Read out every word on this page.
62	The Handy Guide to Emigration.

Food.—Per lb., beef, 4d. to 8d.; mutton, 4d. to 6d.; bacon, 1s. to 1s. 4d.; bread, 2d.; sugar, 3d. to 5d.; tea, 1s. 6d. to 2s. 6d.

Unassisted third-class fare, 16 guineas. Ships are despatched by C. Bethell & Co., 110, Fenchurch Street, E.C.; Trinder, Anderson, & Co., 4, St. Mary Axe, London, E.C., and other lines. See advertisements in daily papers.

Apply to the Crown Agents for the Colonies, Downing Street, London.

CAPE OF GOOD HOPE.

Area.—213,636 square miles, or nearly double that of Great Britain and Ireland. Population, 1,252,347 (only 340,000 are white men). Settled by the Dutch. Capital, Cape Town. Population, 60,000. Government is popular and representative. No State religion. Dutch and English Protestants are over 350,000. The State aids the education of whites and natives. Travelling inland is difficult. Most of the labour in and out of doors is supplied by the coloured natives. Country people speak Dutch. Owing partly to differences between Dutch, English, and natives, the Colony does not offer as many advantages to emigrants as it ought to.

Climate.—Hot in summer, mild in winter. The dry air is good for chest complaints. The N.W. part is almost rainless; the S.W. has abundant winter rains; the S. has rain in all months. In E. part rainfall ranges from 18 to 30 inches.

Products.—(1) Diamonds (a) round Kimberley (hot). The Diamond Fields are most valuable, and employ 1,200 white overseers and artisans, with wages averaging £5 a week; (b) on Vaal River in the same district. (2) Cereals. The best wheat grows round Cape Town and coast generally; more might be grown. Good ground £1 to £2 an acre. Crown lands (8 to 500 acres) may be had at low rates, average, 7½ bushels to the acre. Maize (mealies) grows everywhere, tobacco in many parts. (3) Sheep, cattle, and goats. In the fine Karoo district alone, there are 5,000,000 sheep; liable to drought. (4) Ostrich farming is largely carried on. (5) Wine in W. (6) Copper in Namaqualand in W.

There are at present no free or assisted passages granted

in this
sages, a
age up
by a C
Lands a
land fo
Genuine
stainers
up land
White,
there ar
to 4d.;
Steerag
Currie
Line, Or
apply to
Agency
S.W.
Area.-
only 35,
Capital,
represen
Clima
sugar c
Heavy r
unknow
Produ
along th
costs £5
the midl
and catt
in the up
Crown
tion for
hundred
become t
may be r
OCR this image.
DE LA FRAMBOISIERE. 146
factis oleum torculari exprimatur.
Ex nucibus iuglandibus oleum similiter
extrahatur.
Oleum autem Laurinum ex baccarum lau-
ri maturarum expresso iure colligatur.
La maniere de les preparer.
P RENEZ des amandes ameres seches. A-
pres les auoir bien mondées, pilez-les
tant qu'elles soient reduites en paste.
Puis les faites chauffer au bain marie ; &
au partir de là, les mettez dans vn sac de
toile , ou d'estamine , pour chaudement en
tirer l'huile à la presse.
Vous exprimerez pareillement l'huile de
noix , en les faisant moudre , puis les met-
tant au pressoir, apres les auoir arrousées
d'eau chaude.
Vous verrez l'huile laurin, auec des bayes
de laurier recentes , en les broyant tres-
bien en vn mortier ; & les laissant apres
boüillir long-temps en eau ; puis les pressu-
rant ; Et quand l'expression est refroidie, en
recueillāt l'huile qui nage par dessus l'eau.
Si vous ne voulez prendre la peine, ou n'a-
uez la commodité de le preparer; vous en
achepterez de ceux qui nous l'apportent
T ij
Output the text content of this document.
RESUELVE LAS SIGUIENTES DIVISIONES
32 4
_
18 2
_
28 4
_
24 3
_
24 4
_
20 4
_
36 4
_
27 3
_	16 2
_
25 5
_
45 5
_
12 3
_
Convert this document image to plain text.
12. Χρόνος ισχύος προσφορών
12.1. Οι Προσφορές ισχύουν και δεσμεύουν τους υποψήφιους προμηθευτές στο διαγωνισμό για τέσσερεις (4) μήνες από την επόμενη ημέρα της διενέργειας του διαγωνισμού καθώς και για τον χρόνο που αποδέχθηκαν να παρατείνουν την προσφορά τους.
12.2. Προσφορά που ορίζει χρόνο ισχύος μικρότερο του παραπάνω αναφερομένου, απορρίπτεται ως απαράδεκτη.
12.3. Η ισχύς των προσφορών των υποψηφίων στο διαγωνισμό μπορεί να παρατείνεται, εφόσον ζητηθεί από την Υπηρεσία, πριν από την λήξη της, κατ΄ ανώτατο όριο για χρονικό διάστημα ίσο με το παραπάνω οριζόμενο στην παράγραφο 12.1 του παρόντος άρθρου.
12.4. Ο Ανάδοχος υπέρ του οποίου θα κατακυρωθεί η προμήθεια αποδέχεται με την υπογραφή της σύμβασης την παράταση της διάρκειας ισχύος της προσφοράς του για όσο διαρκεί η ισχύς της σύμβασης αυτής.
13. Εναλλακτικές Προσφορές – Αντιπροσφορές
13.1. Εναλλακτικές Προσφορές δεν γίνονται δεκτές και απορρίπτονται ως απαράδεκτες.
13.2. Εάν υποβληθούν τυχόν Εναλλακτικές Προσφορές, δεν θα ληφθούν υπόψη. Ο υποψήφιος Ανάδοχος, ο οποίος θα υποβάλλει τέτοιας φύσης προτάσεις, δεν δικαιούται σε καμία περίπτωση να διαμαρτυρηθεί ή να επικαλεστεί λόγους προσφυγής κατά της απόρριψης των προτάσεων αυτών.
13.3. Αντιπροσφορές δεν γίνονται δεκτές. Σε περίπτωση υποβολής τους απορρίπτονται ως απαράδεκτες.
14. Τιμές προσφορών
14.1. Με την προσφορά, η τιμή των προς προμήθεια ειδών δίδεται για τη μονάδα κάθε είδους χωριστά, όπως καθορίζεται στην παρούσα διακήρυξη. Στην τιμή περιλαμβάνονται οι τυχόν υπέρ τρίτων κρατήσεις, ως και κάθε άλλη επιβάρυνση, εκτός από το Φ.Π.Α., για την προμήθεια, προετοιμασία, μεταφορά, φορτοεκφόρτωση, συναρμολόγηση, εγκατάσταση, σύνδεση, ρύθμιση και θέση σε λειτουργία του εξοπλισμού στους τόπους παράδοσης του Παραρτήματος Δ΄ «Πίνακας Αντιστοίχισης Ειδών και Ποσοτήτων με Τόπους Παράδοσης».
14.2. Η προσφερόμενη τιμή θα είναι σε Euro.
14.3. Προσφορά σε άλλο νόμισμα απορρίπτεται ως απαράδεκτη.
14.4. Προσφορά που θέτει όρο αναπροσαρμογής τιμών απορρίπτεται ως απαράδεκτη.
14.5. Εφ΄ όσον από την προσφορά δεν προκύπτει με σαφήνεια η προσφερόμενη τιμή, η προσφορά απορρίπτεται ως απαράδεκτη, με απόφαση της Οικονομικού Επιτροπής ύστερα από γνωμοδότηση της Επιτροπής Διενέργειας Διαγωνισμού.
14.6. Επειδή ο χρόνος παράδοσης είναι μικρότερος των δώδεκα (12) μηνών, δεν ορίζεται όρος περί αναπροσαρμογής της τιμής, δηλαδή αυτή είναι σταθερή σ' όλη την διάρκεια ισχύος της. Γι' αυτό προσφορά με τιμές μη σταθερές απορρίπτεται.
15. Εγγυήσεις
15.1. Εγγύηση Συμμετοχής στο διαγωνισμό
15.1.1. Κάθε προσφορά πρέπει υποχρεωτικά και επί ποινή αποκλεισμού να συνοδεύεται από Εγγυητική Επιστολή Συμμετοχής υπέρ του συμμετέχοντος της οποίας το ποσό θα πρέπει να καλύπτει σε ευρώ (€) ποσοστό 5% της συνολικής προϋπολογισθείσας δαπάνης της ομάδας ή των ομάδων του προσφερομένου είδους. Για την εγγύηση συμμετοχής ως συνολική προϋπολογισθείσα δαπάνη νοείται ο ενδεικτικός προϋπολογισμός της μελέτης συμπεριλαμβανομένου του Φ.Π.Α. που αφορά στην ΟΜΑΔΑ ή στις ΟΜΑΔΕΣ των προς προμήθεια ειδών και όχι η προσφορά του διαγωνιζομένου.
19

━━━━━━━━━━━━━━━━

● **Set problem**
Return only those lines of the records that contain the string "image".

● **Reply**
OCR this image.
Convert this document image to plain text.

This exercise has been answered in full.